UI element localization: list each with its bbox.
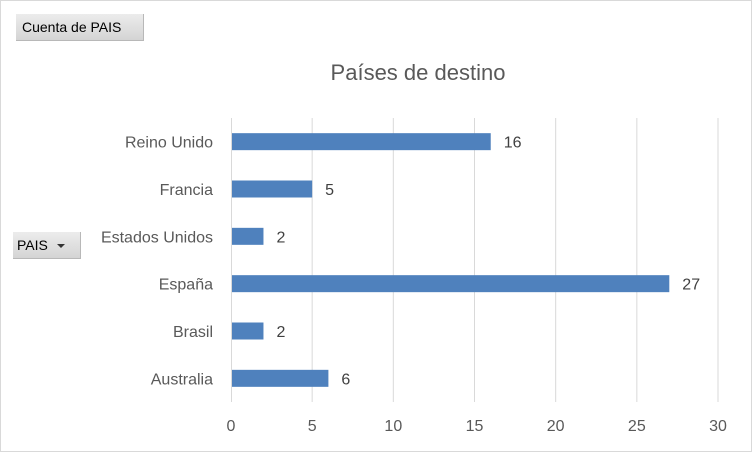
bar: [232, 227, 264, 245]
category-label: Reino Unido: [125, 135, 213, 152]
category-label: Francia: [160, 182, 213, 199]
category-label: Estados Unidos: [101, 229, 213, 246]
category-label: Australia: [151, 371, 213, 388]
x-tick-label: 5: [308, 418, 317, 435]
x-tick-label: 15: [466, 418, 484, 435]
category-label: España: [159, 277, 213, 294]
x-tick-label: 10: [384, 418, 402, 435]
bar: [232, 180, 313, 198]
axis-field-button[interactable]: PAIS: [13, 232, 81, 259]
bar: [232, 369, 329, 387]
x-tick-label: 0: [227, 418, 236, 435]
bar: [232, 275, 670, 293]
value-field-label: Cuenta de PAIS: [22, 19, 122, 35]
data-label: 6: [341, 371, 350, 388]
data-label: 5: [325, 182, 334, 199]
dropdown-arrow-icon[interactable]: [56, 244, 65, 248]
value-field-button[interactable]: Cuenta de PAIS: [16, 14, 144, 41]
data-label: 2: [276, 229, 285, 246]
data-label: 27: [682, 277, 700, 294]
data-label: 2: [276, 324, 285, 341]
x-tick-label: 20: [547, 418, 565, 435]
x-tick-label: 30: [709, 418, 727, 435]
data-label: 16: [504, 135, 522, 152]
bar: [232, 133, 491, 151]
category-label: Brasil: [173, 324, 213, 341]
axis-field-label: PAIS: [17, 237, 48, 253]
x-tick-label: 25: [628, 418, 646, 435]
bar: [232, 322, 264, 340]
chart-title: Países de destino: [330, 60, 506, 85]
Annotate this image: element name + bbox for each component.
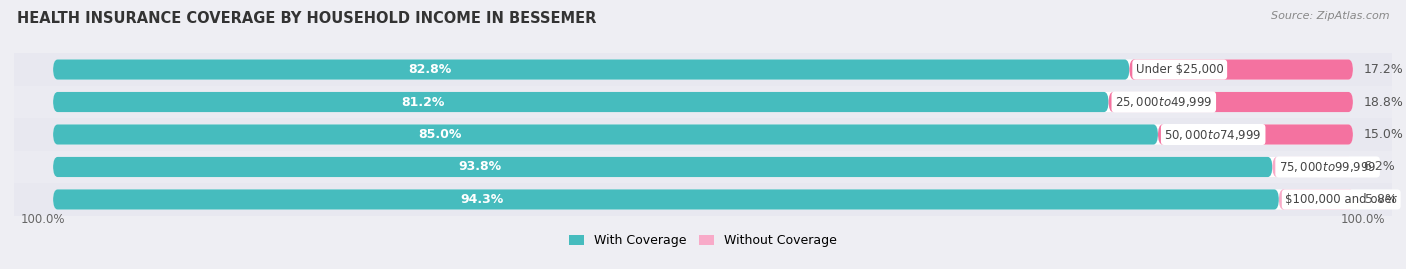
FancyBboxPatch shape bbox=[1272, 157, 1353, 177]
Text: 100.0%: 100.0% bbox=[1341, 213, 1385, 226]
Text: HEALTH INSURANCE COVERAGE BY HOUSEHOLD INCOME IN BESSEMER: HEALTH INSURANCE COVERAGE BY HOUSEHOLD I… bbox=[17, 11, 596, 26]
FancyBboxPatch shape bbox=[1129, 59, 1353, 80]
Text: 82.8%: 82.8% bbox=[408, 63, 451, 76]
FancyBboxPatch shape bbox=[1108, 92, 1353, 112]
Text: 81.2%: 81.2% bbox=[401, 95, 444, 108]
Legend: With Coverage, Without Coverage: With Coverage, Without Coverage bbox=[564, 229, 842, 252]
Bar bbox=[14, 183, 1392, 216]
FancyBboxPatch shape bbox=[53, 125, 1159, 144]
Text: 100.0%: 100.0% bbox=[21, 213, 65, 226]
Text: 94.3%: 94.3% bbox=[460, 193, 503, 206]
Bar bbox=[14, 118, 1392, 151]
Text: 6.2%: 6.2% bbox=[1364, 161, 1395, 174]
Text: $75,000 to $99,999: $75,000 to $99,999 bbox=[1279, 160, 1376, 174]
FancyBboxPatch shape bbox=[1159, 125, 1353, 144]
Bar bbox=[14, 53, 1392, 86]
Text: Source: ZipAtlas.com: Source: ZipAtlas.com bbox=[1271, 11, 1389, 21]
Text: 85.0%: 85.0% bbox=[418, 128, 461, 141]
FancyBboxPatch shape bbox=[53, 157, 1272, 177]
FancyBboxPatch shape bbox=[53, 125, 1353, 144]
Text: 17.2%: 17.2% bbox=[1364, 63, 1403, 76]
Text: Under $25,000: Under $25,000 bbox=[1136, 63, 1223, 76]
Text: 5.8%: 5.8% bbox=[1365, 193, 1396, 206]
Bar bbox=[14, 86, 1392, 118]
Text: $25,000 to $49,999: $25,000 to $49,999 bbox=[1115, 95, 1212, 109]
FancyBboxPatch shape bbox=[53, 59, 1353, 80]
FancyBboxPatch shape bbox=[1279, 189, 1354, 210]
Text: 15.0%: 15.0% bbox=[1364, 128, 1403, 141]
FancyBboxPatch shape bbox=[53, 189, 1279, 210]
Text: $100,000 and over: $100,000 and over bbox=[1285, 193, 1398, 206]
Text: $50,000 to $74,999: $50,000 to $74,999 bbox=[1164, 128, 1263, 141]
Text: 93.8%: 93.8% bbox=[458, 161, 502, 174]
FancyBboxPatch shape bbox=[53, 92, 1353, 112]
FancyBboxPatch shape bbox=[53, 189, 1353, 210]
Bar bbox=[14, 151, 1392, 183]
FancyBboxPatch shape bbox=[53, 157, 1353, 177]
Text: 18.8%: 18.8% bbox=[1364, 95, 1403, 108]
FancyBboxPatch shape bbox=[53, 92, 1108, 112]
FancyBboxPatch shape bbox=[53, 59, 1129, 80]
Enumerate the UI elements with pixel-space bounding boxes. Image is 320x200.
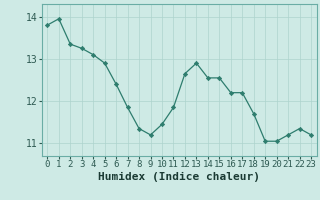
X-axis label: Humidex (Indice chaleur): Humidex (Indice chaleur) <box>98 172 260 182</box>
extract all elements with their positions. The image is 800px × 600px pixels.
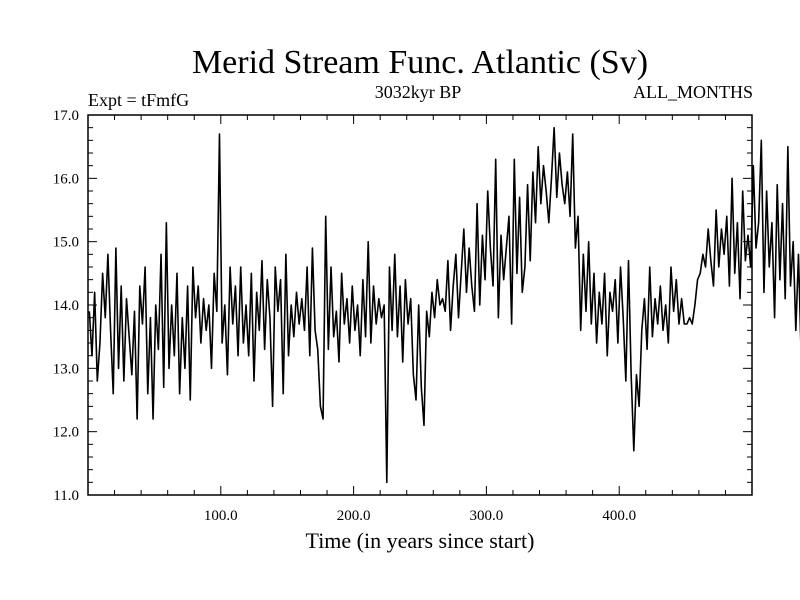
plot-frame (87, 114, 753, 496)
x-tick-label: 200.0 (337, 508, 371, 524)
period-label: 3032kyr BP (375, 82, 462, 102)
experiment-label: Expt = tFmfG (88, 90, 189, 110)
months-label: ALL_MONTHS (633, 82, 753, 102)
x-tick-label: 300.0 (470, 508, 504, 524)
y-tick-label: 11.0 (53, 488, 79, 504)
y-tick-label: 12.0 (53, 425, 79, 441)
x-tick-label: 100.0 (204, 508, 238, 524)
series-line (88, 126, 800, 484)
ticks: 11.0 12.0 13.0 14.0 15.0 16.0 17.0 100.0 200.0 30… (53, 108, 752, 524)
x-tick-label: 400.0 (602, 508, 636, 524)
series-layer (88, 126, 800, 484)
y-tick-label: 15.0 (53, 235, 79, 251)
chart-title: Merid Stream Func. Atlantic (Sv) (192, 44, 648, 81)
y-tick-label: 17.0 (53, 108, 79, 124)
y-tick-label: 16.0 (53, 171, 79, 187)
y-tick-label: 13.0 (53, 361, 79, 377)
y-tick-label: 14.0 (53, 298, 79, 314)
x-axis-label: Time (in years since start) (306, 528, 535, 553)
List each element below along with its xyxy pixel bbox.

Task directions — Change every "x-tick-label" in the data above to "x-axis-tick" and reproduce all the data with nothing else altered. Omit the pictures from your output.

Written answer —
UI element localization: list each with its bbox.
bar: [232, 227, 264, 245]
category-label: Reino Unido: [125, 135, 213, 152]
category-label: Francia: [160, 182, 213, 199]
category-label: Estados Unidos: [101, 229, 213, 246]
category-label: Australia: [151, 371, 213, 388]
x-axis-tick: 5: [308, 418, 317, 435]
x-axis-tick: 15: [466, 418, 484, 435]
category-label: España: [159, 277, 213, 294]
x-axis-tick: 10: [384, 418, 402, 435]
bar: [232, 180, 313, 198]
axis-field-button[interactable]: PAIS: [13, 232, 81, 259]
bar: [232, 369, 329, 387]
x-axis-tick: 0: [227, 418, 236, 435]
bar: [232, 275, 670, 293]
value-field-label: Cuenta de PAIS: [22, 19, 122, 35]
data-label: 6: [341, 371, 350, 388]
data-label: 5: [325, 182, 334, 199]
dropdown-arrow-icon[interactable]: [56, 244, 65, 248]
value-field-button[interactable]: Cuenta de PAIS: [16, 14, 144, 41]
data-label: 2: [276, 229, 285, 246]
data-label: 27: [682, 277, 700, 294]
data-label: 2: [276, 324, 285, 341]
x-axis-tick: 20: [547, 418, 565, 435]
x-axis-tick: 30: [709, 418, 727, 435]
data-label: 16: [504, 135, 522, 152]
bar: [232, 133, 491, 151]
category-label: Brasil: [173, 324, 213, 341]
axis-field-label: PAIS: [17, 237, 48, 253]
x-axis-tick: 25: [628, 418, 646, 435]
bar: [232, 322, 264, 340]
chart-title: Países de destino: [330, 60, 506, 85]
Annotate this image: element name + bbox for each component.
FancyBboxPatch shape bbox=[1272, 157, 1353, 177]
Text: 100.0%: 100.0% bbox=[1341, 213, 1385, 226]
Text: HEALTH INSURANCE COVERAGE BY HOUSEHOLD INCOME IN BESSEMER: HEALTH INSURANCE COVERAGE BY HOUSEHOLD I… bbox=[17, 11, 596, 26]
FancyBboxPatch shape bbox=[1129, 59, 1353, 80]
Text: 82.8%: 82.8% bbox=[408, 63, 451, 76]
FancyBboxPatch shape bbox=[1108, 92, 1353, 112]
Text: 81.2%: 81.2% bbox=[401, 95, 444, 108]
Legend: With Coverage, Without Coverage: With Coverage, Without Coverage bbox=[564, 229, 842, 252]
Bar bbox=[14, 183, 1392, 216]
FancyBboxPatch shape bbox=[53, 125, 1159, 144]
Text: 100.0%: 100.0% bbox=[21, 213, 65, 226]
Text: 94.3%: 94.3% bbox=[460, 193, 503, 206]
Bar bbox=[14, 118, 1392, 151]
Text: 6.2%: 6.2% bbox=[1364, 161, 1395, 174]
Text: $75,000 to $99,999: $75,000 to $99,999 bbox=[1279, 160, 1376, 174]
FancyBboxPatch shape bbox=[1159, 125, 1353, 144]
Bar bbox=[14, 53, 1392, 86]
Text: Source: ZipAtlas.com: Source: ZipAtlas.com bbox=[1271, 11, 1389, 21]
Text: 85.0%: 85.0% bbox=[418, 128, 461, 141]
FancyBboxPatch shape bbox=[53, 157, 1272, 177]
FancyBboxPatch shape bbox=[53, 125, 1353, 144]
Text: 17.2%: 17.2% bbox=[1364, 63, 1403, 76]
Text: Under $25,000: Under $25,000 bbox=[1136, 63, 1223, 76]
Text: 5.8%: 5.8% bbox=[1365, 193, 1396, 206]
Bar bbox=[14, 86, 1392, 118]
Text: $25,000 to $49,999: $25,000 to $49,999 bbox=[1115, 95, 1212, 109]
FancyBboxPatch shape bbox=[53, 59, 1353, 80]
FancyBboxPatch shape bbox=[1279, 189, 1354, 210]
Text: 15.0%: 15.0% bbox=[1364, 128, 1403, 141]
FancyBboxPatch shape bbox=[53, 189, 1279, 210]
Text: $100,000 and over: $100,000 and over bbox=[1285, 193, 1398, 206]
Text: $50,000 to $74,999: $50,000 to $74,999 bbox=[1164, 128, 1263, 141]
Text: 93.8%: 93.8% bbox=[458, 161, 502, 174]
FancyBboxPatch shape bbox=[53, 92, 1353, 112]
FancyBboxPatch shape bbox=[53, 189, 1353, 210]
Bar bbox=[14, 151, 1392, 183]
FancyBboxPatch shape bbox=[53, 157, 1353, 177]
Text: 18.8%: 18.8% bbox=[1364, 95, 1403, 108]
FancyBboxPatch shape bbox=[53, 92, 1108, 112]
FancyBboxPatch shape bbox=[53, 59, 1129, 80]
Enumerate the UI elements with pixel-space bounding boxes. Image is 320x200.
X-axis label: Humidex (Indice chaleur): Humidex (Indice chaleur) <box>98 172 260 182</box>
extract all elements with their positions. The image is 800px × 600px pixels.
plot-frame (87, 114, 753, 496)
x-axis-tick: 200.0 (337, 508, 371, 524)
period-label: 3032kyr BP (375, 82, 462, 102)
experiment-label: Expt = tFmfG (88, 90, 189, 110)
months-label: ALL_MONTHS (633, 82, 753, 102)
x-axis-tick: 300.0 (470, 508, 504, 524)
y-tick-label: 11.0 (53, 488, 79, 504)
y-tick-label: 12.0 (53, 425, 79, 441)
x-axis-tick: 100.0 (204, 508, 238, 524)
series-line (88, 126, 800, 484)
ticks: 11.0 12.0 13.0 14.0 15.0 16.0 17.0 100.0 200.0 30… (53, 108, 752, 524)
x-axis-tick: 400.0 (602, 508, 636, 524)
series-layer (88, 126, 800, 484)
y-tick-label: 15.0 (53, 235, 79, 251)
chart-title: Merid Stream Func. Atlantic (Sv) (192, 44, 648, 81)
y-tick-label: 17.0 (53, 108, 79, 124)
y-tick-label: 16.0 (53, 171, 79, 187)
y-tick-label: 13.0 (53, 361, 79, 377)
y-tick-label: 14.0 (53, 298, 79, 314)
x-axis-label: Time (in years since start) (306, 528, 535, 553)
List each element below along with its xyxy pixel bbox.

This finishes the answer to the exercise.